- _Working data_:

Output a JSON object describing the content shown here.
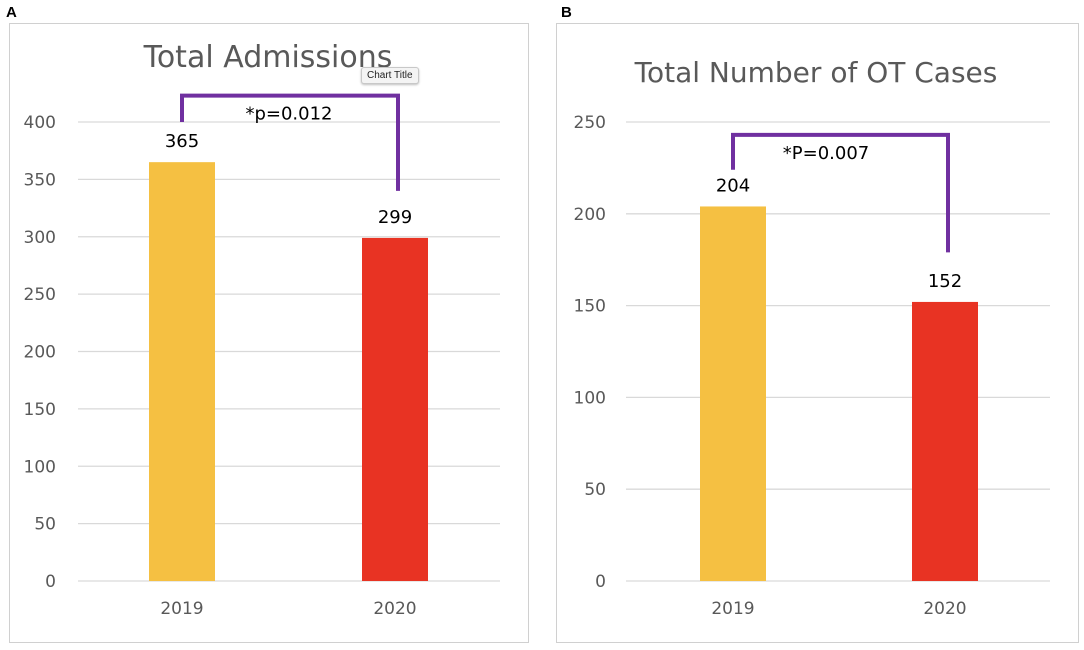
{
  "colors": {
    "bar_2019": "#f5c042",
    "bar_2020": "#e83323",
    "bracket": "#7030a0",
    "grid": "#d9d9d9"
  },
  "tooltip": {
    "text": "Chart Title"
  },
  "chart_data": [
    {
      "panel_label": "A",
      "type": "bar",
      "title": "Total Admissions",
      "categories": [
        "2019",
        "2020"
      ],
      "values": [
        365,
        299
      ],
      "value_labels": [
        "365",
        "299"
      ],
      "ylim": [
        0,
        400
      ],
      "yticks": [
        0,
        50,
        100,
        150,
        200,
        250,
        300,
        350,
        400
      ],
      "grid": true,
      "xlabel": "",
      "ylabel": "",
      "annotation": {
        "text": "*p=0.012",
        "type": "significance-bracket",
        "left_y": 400,
        "right_y": 340,
        "top_y": 423
      }
    },
    {
      "panel_label": "B",
      "type": "bar",
      "title": "Total Number of OT Cases",
      "categories": [
        "2019",
        "2020"
      ],
      "values": [
        204,
        152
      ],
      "value_labels": [
        "204",
        "152"
      ],
      "ylim": [
        0,
        250
      ],
      "yticks": [
        0,
        50,
        100,
        150,
        200,
        250
      ],
      "grid": true,
      "xlabel": "",
      "ylabel": "",
      "annotation": {
        "text": "*P=0.007",
        "type": "significance-bracket",
        "left_y": 224,
        "right_y": 179,
        "top_y": 243
      }
    }
  ]
}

- _Requirement_:
Look over the records above and copy each line that includes the string "text".

- _Exercise answer_:
    "text": "Chart Title"
        "text": "*p=0.012",
        "text": "*P=0.007",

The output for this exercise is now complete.